-- GIVEN INSTRUCTION --
Your task is to write out the complete listing exactly as it is shown.

* Start INPUT *

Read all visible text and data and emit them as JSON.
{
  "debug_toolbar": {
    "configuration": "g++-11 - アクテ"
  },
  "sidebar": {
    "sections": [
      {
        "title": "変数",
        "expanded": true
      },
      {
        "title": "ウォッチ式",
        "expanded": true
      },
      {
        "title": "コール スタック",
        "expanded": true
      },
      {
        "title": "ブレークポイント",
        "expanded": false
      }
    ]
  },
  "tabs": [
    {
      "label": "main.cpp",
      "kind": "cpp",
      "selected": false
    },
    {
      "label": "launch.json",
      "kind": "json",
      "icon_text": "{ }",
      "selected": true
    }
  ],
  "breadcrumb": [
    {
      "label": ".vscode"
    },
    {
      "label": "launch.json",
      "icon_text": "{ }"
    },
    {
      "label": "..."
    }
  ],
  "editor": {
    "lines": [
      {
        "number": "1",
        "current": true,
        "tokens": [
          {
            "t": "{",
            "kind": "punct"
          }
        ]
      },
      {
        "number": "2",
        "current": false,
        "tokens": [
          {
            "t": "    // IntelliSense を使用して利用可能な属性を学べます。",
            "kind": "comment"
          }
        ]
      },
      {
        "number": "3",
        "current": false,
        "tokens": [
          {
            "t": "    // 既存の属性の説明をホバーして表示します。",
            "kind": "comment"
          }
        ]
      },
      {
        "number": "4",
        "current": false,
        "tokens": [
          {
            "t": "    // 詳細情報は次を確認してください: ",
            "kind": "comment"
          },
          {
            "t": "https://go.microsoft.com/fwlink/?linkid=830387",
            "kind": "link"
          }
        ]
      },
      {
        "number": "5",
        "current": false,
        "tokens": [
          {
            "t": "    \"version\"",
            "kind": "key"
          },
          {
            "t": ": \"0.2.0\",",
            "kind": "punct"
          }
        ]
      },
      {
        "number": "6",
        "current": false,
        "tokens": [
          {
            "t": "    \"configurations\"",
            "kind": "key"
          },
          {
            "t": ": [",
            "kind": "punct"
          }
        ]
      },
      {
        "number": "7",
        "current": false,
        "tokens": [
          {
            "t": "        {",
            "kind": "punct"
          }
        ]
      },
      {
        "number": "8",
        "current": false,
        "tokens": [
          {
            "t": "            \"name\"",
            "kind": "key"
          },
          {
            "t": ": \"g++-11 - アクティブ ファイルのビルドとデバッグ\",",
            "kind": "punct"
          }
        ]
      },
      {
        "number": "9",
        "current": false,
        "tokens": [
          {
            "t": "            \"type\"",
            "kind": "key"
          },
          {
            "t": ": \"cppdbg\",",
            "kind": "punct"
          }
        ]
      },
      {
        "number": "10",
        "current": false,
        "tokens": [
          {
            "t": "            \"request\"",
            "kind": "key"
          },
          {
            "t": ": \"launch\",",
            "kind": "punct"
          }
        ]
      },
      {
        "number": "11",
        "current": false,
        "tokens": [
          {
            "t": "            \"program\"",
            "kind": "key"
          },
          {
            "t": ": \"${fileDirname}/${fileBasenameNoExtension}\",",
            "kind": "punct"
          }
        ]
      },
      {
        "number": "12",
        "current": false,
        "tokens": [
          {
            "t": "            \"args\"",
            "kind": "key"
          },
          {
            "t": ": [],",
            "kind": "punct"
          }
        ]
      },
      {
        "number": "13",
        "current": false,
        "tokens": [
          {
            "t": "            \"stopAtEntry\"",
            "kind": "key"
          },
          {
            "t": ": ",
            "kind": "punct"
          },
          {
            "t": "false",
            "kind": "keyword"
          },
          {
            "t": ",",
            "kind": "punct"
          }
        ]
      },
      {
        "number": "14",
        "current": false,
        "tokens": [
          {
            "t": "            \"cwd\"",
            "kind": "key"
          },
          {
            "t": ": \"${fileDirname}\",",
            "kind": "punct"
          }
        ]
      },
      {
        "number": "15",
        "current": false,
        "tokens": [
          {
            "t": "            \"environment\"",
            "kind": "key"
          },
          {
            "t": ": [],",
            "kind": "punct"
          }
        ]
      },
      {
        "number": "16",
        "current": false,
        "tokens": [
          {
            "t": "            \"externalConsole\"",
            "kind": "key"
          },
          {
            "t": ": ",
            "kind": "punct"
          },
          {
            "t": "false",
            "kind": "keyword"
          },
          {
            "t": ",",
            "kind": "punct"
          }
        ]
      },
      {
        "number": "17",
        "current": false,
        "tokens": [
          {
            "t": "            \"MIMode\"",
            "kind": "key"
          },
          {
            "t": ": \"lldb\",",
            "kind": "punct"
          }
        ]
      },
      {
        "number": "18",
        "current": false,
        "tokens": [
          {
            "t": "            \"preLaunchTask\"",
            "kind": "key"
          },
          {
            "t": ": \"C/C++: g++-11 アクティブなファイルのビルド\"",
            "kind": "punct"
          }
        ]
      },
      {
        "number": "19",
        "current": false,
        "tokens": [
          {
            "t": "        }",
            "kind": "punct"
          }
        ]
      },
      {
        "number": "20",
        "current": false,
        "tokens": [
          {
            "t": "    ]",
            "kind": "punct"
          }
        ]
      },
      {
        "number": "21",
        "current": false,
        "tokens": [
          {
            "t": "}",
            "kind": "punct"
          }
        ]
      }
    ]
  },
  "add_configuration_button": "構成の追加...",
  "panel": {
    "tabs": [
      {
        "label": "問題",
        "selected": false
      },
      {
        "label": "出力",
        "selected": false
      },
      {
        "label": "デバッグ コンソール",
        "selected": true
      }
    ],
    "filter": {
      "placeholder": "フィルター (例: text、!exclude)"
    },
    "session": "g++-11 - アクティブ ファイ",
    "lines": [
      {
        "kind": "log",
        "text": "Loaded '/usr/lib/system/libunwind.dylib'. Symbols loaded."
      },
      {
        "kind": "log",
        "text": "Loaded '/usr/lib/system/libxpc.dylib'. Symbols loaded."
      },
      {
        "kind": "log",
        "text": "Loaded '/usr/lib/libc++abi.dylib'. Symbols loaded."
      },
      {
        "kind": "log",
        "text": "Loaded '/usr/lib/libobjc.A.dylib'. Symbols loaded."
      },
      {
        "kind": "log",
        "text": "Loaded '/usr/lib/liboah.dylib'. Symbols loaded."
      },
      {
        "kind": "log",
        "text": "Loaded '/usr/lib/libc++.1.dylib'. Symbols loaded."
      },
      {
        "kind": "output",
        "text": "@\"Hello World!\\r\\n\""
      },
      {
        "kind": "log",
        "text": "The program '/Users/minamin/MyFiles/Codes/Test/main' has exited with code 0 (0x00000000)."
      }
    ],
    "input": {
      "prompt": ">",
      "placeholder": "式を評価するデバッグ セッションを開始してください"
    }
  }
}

* End INPUT *

-- RESULT BELOW --
Read all visible text and data and emit them as JSON.
{
  "debug_toolbar": {
    "configuration": "g++-11 - アクテ"
  },
  "sidebar": {
    "sections": [
      {
        "title": "変数",
        "expanded": true
      },
      {
        "title": "ウォッチ式",
        "expanded": true
      },
      {
        "title": "コール スタック",
        "expanded": true
      },
      {
        "title": "ブレークポイント",
        "expanded": false
      }
    ]
  },
  "tabs": [
    {
      "label": "main.cpp",
      "kind": "cpp",
      "selected": false
    },
    {
      "label": "launch.json",
      "kind": "json",
      "icon_text": "{ }",
      "selected": true
    }
  ],
  "breadcrumb": [
    {
      "label": ".vscode"
    },
    {
      "label": "launch.json",
      "icon_text": "{ }"
    },
    {
      "label": "..."
    }
  ],
  "editor": {
    "lines": [
      {
        "number": "1",
        "current": true,
        "tokens": [
          {
            "t": "{",
            "kind": "punct"
          }
        ]
      },
      {
        "number": "2",
        "current": false,
        "tokens": [
          {
            "t": "    // IntelliSense を使用して利用可能な属性を学べます。",
            "kind": "comment"
          }
        ]
      },
      {
        "number": "3",
        "current": false,
        "tokens": [
          {
            "t": "    // 既存の属性の説明をホバーして表示します。",
            "kind": "comment"
          }
        ]
      },
      {
        "number": "4",
        "current": false,
        "tokens": [
          {
            "t": "    // 詳細情報は次を確認してください: ",
            "kind": "comment"
          },
          {
            "t": "https://go.microsoft.com/fwlink/?linkid=830387",
            "kind": "link"
          }
        ]
      },
      {
        "number": "5",
        "current": false,
        "tokens": [
          {
            "t": "    \"version\"",
            "kind": "key"
          },
          {
            "t": ": \"0.2.0\",",
            "kind": "punct"
          }
        ]
      },
      {
        "number": "6",
        "current": false,
        "tokens": [
          {
            "t": "    \"configurations\"",
            "kind": "key"
          },
          {
            "t": ": [",
            "kind": "punct"
          }
        ]
      },
      {
        "number": "7",
        "current": false,
        "tokens": [
          {
            "t": "        {",
            "kind": "punct"
          }
        ]
      },
      {
        "number": "8",
        "current": false,
        "tokens": [
          {
            "t": "            \"name\"",
            "kind": "key"
          },
          {
            "t": ": \"g++-11 - アクティブ ファイルのビルドとデバッグ\",",
            "kind": "punct"
          }
        ]
      },
      {
        "number": "9",
        "current": false,
        "tokens": [
          {
            "t": "            \"type\"",
            "kind": "key"
          },
          {
            "t": ": \"cppdbg\",",
            "kind": "punct"
          }
        ]
      },
      {
        "number": "10",
        "current": false,
        "tokens": [
          {
            "t": "            \"request\"",
            "kind": "key"
          },
          {
            "t": ": \"launch\",",
            "kind": "punct"
          }
        ]
      },
      {
        "number": "11",
        "current": false,
        "tokens": [
          {
            "t": "            \"program\"",
            "kind": "key"
          },
          {
            "t": ": \"${fileDirname}/${fileBasenameNoExtension}\",",
            "kind": "punct"
          }
        ]
      },
      {
        "number": "12",
        "current": false,
        "tokens": [
          {
            "t": "            \"args\"",
            "kind": "key"
          },
          {
            "t": ": [],",
            "kind": "punct"
          }
        ]
      },
      {
        "number": "13",
        "current": false,
        "tokens": [
          {
            "t": "            \"stopAtEntry\"",
            "kind": "key"
          },
          {
            "t": ": ",
            "kind": "punct"
          },
          {
            "t": "false",
            "kind": "keyword"
          },
          {
            "t": ",",
            "kind": "punct"
          }
        ]
      },
      {
        "number": "14",
        "current": false,
        "tokens": [
          {
            "t": "            \"cwd\"",
            "kind": "key"
          },
          {
            "t": ": \"${fileDirname}\",",
            "kind": "punct"
          }
        ]
      },
      {
        "number": "15",
        "current": false,
        "tokens": [
          {
            "t": "            \"environment\"",
            "kind": "key"
          },
          {
            "t": ": [],",
            "kind": "punct"
          }
        ]
      },
      {
        "number": "16",
        "current": false,
        "tokens": [
          {
            "t": "            \"externalConsole\"",
            "kind": "key"
          },
          {
            "t": ": ",
            "kind": "punct"
          },
          {
            "t": "false",
            "kind": "keyword"
          },
          {
            "t": ",",
            "kind": "punct"
          }
        ]
      },
      {
        "number": "17",
        "current": false,
        "tokens": [
          {
            "t": "            \"MIMode\"",
            "kind": "key"
          },
          {
            "t": ": \"lldb\",",
            "kind": "punct"
          }
        ]
      },
      {
        "number": "18",
        "current": false,
        "tokens": [
          {
            "t": "            \"preLaunchTask\"",
            "kind": "key"
          },
          {
            "t": ": \"C/C++: g++-11 アクティブなファイルのビルド\"",
            "kind": "punct"
          }
        ]
      },
      {
        "number": "19",
        "current": false,
        "tokens": [
          {
            "t": "        }",
            "kind": "punct"
          }
        ]
      },
      {
        "number": "20",
        "current": false,
        "tokens": [
          {
            "t": "    ]",
            "kind": "punct"
          }
        ]
      },
      {
        "number": "21",
        "current": false,
        "tokens": [
          {
            "t": "}",
            "kind": "punct"
          }
        ]
      }
    ]
  },
  "add_configuration_button": "構成の追加...",
  "panel": {
    "tabs": [
      {
        "label": "問題",
        "selected": false
      },
      {
        "label": "出力",
        "selected": false
      },
      {
        "label": "デバッグ コンソール",
        "selected": true
      }
    ],
    "filter": {
      "placeholder": "フィルター (例: text、!exclude)"
    },
    "session": "g++-11 - アクティブ ファイ",
    "lines": [
      {
        "kind": "log",
        "text": "Loaded '/usr/lib/system/libunwind.dylib'. Symbols loaded."
      },
      {
        "kind": "log",
        "text": "Loaded '/usr/lib/system/libxpc.dylib'. Symbols loaded."
      },
      {
        "kind": "log",
        "text": "Loaded '/usr/lib/libc++abi.dylib'. Symbols loaded."
      },
      {
        "kind": "log",
        "text": "Loaded '/usr/lib/libobjc.A.dylib'. Symbols loaded."
      },
      {
        "kind": "log",
        "text": "Loaded '/usr/lib/liboah.dylib'. Symbols loaded."
      },
      {
        "kind": "log",
        "text": "Loaded '/usr/lib/libc++.1.dylib'. Symbols loaded."
      },
      {
        "kind": "output",
        "text": "@\"Hello World!\\r\\n\""
      },
      {
        "kind": "log",
        "text": "The program '/Users/minamin/MyFiles/Codes/Test/main' has exited with code 0 (0x00000000)."
      }
    ],
    "input": {
      "prompt": ">",
      "placeholder": "式を評価するデバッグ セッションを開始してください"
    }
  }
}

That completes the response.